§ **Exercise requirements**
Gather each line in the entries that includes the string "Portugal".
******
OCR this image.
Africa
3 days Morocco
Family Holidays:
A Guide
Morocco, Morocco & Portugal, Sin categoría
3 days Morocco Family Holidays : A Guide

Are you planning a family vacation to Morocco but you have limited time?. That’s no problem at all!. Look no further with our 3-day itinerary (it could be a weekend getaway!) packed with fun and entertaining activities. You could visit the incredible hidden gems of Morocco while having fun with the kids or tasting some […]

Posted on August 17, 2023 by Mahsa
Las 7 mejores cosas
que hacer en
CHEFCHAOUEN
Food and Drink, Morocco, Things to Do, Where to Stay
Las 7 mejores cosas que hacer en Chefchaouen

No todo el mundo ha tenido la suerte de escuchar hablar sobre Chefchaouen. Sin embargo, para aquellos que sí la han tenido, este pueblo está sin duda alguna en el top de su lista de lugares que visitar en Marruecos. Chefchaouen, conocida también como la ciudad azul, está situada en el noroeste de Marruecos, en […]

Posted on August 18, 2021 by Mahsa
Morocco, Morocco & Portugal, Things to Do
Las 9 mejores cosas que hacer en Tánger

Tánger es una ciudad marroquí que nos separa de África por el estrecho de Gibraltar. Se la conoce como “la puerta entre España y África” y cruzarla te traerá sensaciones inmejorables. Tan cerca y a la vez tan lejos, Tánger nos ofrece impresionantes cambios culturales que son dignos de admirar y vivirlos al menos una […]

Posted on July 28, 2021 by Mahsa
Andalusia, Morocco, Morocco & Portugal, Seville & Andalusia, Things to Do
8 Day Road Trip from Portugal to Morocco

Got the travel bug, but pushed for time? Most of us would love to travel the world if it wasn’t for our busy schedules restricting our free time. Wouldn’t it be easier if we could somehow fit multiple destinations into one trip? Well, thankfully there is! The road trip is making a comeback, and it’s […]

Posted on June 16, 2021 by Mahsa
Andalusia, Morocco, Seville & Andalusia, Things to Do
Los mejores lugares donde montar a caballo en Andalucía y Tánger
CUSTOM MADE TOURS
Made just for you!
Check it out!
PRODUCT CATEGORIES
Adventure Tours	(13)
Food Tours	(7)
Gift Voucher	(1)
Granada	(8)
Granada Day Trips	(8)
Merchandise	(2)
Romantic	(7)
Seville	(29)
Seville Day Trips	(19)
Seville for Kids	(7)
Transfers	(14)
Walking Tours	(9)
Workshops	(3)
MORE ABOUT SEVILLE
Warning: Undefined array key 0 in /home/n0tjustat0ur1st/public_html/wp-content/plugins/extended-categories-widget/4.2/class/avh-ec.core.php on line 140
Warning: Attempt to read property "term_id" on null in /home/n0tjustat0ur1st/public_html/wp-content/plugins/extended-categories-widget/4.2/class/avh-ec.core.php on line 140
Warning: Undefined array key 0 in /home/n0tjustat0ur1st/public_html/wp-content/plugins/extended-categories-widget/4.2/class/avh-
******
§ **Task result**
Morocco, Morocco & Portugal, Sin categoría
Morocco, Morocco & Portugal, Things to Do
Andalusia, Morocco, Morocco & Portugal, Seville & Andalusia, Things to Do
8 Day Road Trip from Portugal to Morocco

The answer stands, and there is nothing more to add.